Chart and figure data
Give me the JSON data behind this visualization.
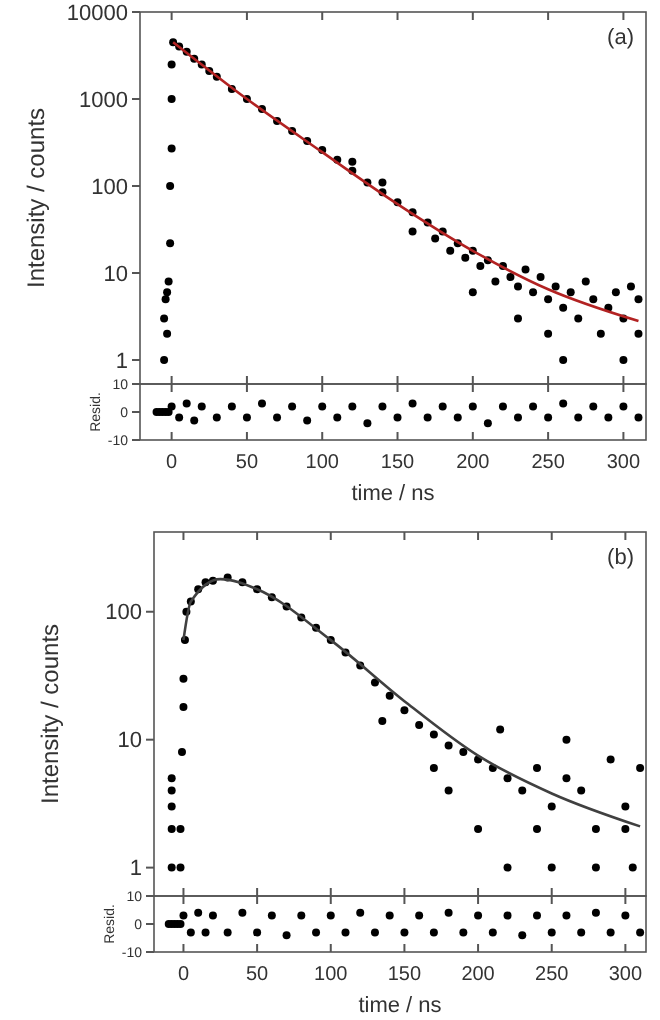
{
  "chart_data": [
    {
      "type": "scatter",
      "ylabel": "Intensity / counts",
      "annotations": [
        "(a)"
      ],
      "log": "y",
      "xlim": [
        -21,
        315
      ],
      "xticks": [
        0,
        50,
        100,
        150,
        200,
        250,
        300
      ],
      "ylim": [
        0.53,
        10000
      ],
      "yticks": [
        1,
        10,
        100,
        1000,
        10000
      ],
      "tick_labels": "y",
      "grid": false,
      "series": [
        {
          "marker": "circle",
          "color": "#000000",
          "x": [
            -5,
            -5,
            -4,
            -3,
            -3,
            -2,
            -1,
            -1,
            0,
            0,
            0,
            1,
            5,
            10,
            15,
            20,
            25,
            30,
            40,
            50,
            60,
            70,
            80,
            90,
            100,
            110,
            120,
            130,
            140,
            150,
            160,
            170,
            175,
            180,
            185,
            190,
            195,
            200,
            205,
            210,
            215,
            220,
            225,
            230,
            235,
            240,
            245,
            250,
            255,
            260,
            260,
            265,
            270,
            275,
            280,
            285,
            290,
            295,
            300,
            300,
            305,
            310,
            310,
            200,
            230,
            250,
            160,
            140,
            120
          ],
          "values": [
            1,
            3,
            5,
            2,
            6,
            8,
            22,
            100,
            270,
            1000,
            2500,
            4500,
            4000,
            3500,
            2900,
            2500,
            2100,
            1800,
            1300,
            1000,
            770,
            560,
            430,
            330,
            260,
            200,
            150,
            110,
            85,
            65,
            50,
            38,
            25,
            30,
            18,
            22,
            15,
            18,
            12,
            14,
            8,
            12,
            9,
            7,
            11,
            6,
            9,
            5,
            7,
            4,
            1,
            6,
            3,
            8,
            5,
            2,
            4,
            6,
            1,
            3,
            7,
            5,
            2,
            6,
            3,
            2,
            30,
            110,
            190
          ]
        },
        {
          "type": "line",
          "color": "#b22222",
          "x": [
            1,
            50,
            100,
            150,
            200,
            250,
            310
          ],
          "values": [
            4500,
            1000,
            245,
            62,
            18,
            6.5,
            2.8
          ]
        }
      ]
    },
    {
      "type": "scatter",
      "xlabel": "time / ns",
      "ylabel": "Resid.",
      "xlim": [
        -21,
        315
      ],
      "xticks": [
        0,
        50,
        100,
        150,
        200,
        250,
        300
      ],
      "ylim": [
        -10,
        10
      ],
      "yticks": [
        -10,
        0,
        10
      ],
      "grid": false,
      "series": [
        {
          "marker": "circle",
          "color": "#000000",
          "x": [
            -10,
            -8,
            -6,
            -4,
            -2,
            0,
            5,
            10,
            15,
            20,
            30,
            40,
            50,
            60,
            70,
            80,
            90,
            100,
            110,
            120,
            130,
            140,
            150,
            160,
            170,
            180,
            190,
            200,
            210,
            220,
            230,
            240,
            250,
            260,
            270,
            280,
            290,
            300,
            310
          ],
          "values": [
            0,
            0,
            0,
            0,
            0,
            2,
            -2,
            3,
            -3,
            2,
            -2,
            2,
            -2,
            3,
            -2,
            2,
            -3,
            2,
            -2,
            2,
            -4,
            2,
            -2,
            3,
            -2,
            2,
            -2,
            2,
            -4,
            2,
            -2,
            2,
            -2,
            3,
            -2,
            2,
            -2,
            2,
            -2
          ]
        }
      ]
    },
    {
      "type": "scatter",
      "ylabel": "Intensity / counts",
      "annotations": [
        "(b)"
      ],
      "log": "y",
      "xlim": [
        -20,
        314
      ],
      "xticks": [
        0,
        50,
        100,
        150,
        200,
        250,
        300
      ],
      "ylim": [
        0.6,
        420
      ],
      "yticks": [
        1,
        10,
        100
      ],
      "tick_labels": "y",
      "grid": false,
      "series": [
        {
          "marker": "circle",
          "color": "#000000",
          "x": [
            -8,
            -8,
            -8,
            -8,
            -8,
            -2,
            -2,
            -1,
            0,
            0,
            1,
            2,
            5,
            10,
            15,
            20,
            30,
            40,
            50,
            60,
            70,
            80,
            90,
            100,
            110,
            120,
            130,
            140,
            135,
            150,
            160,
            170,
            180,
            190,
            200,
            210,
            215,
            220,
            230,
            240,
            250,
            260,
            270,
            280,
            290,
            300,
            310,
            200,
            220,
            250,
            280,
            305,
            180,
            170,
            240,
            260,
            300
          ],
          "values": [
            1,
            2,
            3,
            4,
            5,
            1,
            2,
            8,
            18,
            30,
            60,
            100,
            120,
            150,
            170,
            175,
            185,
            170,
            150,
            130,
            110,
            90,
            75,
            60,
            48,
            38,
            28,
            22,
            14,
            17,
            13,
            11,
            9,
            8,
            7,
            6,
            12,
            5,
            4,
            6,
            3,
            5,
            4,
            2,
            7,
            3,
            6,
            2,
            1,
            1,
            1,
            1,
            4,
            6,
            2,
            10,
            2
          ]
        },
        {
          "type": "line",
          "color": "#404040",
          "x": [
            0,
            5,
            25,
            50,
            100,
            150,
            200,
            250,
            310
          ],
          "values": [
            60,
            120,
            180,
            150,
            60,
            20,
            7.5,
            3.8,
            2.1
          ]
        }
      ]
    },
    {
      "type": "scatter",
      "xlabel": "time / ns",
      "ylabel": "Resid.",
      "xlim": [
        -20,
        314
      ],
      "xticks": [
        0,
        50,
        100,
        150,
        200,
        250,
        300
      ],
      "ylim": [
        -10,
        10
      ],
      "yticks": [
        -10,
        0,
        10
      ],
      "grid": false,
      "series": [
        {
          "marker": "circle",
          "color": "#000000",
          "x": [
            -10,
            -8,
            -6,
            -4,
            -2,
            0,
            5,
            10,
            15,
            20,
            30,
            40,
            50,
            60,
            70,
            80,
            90,
            100,
            110,
            120,
            130,
            140,
            150,
            160,
            170,
            180,
            190,
            200,
            210,
            220,
            230,
            240,
            250,
            260,
            270,
            280,
            290,
            300,
            310
          ],
          "values": [
            0,
            0,
            0,
            0,
            0,
            3,
            -3,
            4,
            -3,
            3,
            -3,
            4,
            -3,
            3,
            -4,
            3,
            -3,
            3,
            -3,
            4,
            -3,
            3,
            -3,
            3,
            -3,
            4,
            -3,
            3,
            -3,
            3,
            -4,
            3,
            -3,
            3,
            -3,
            4,
            -3,
            3,
            -3
          ]
        }
      ]
    }
  ]
}
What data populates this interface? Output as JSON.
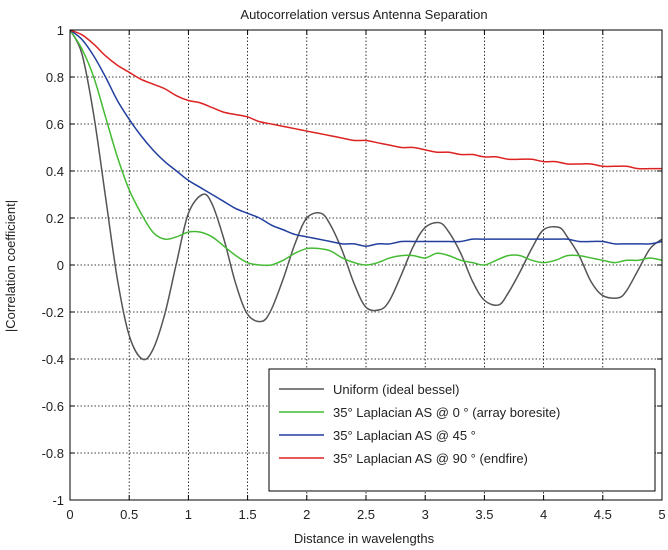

**TASK TO COMPLETE**
Across the records, how many lines contain "JSON"? Only the number should be given.

**RESPONSE TO THIS TASK**
2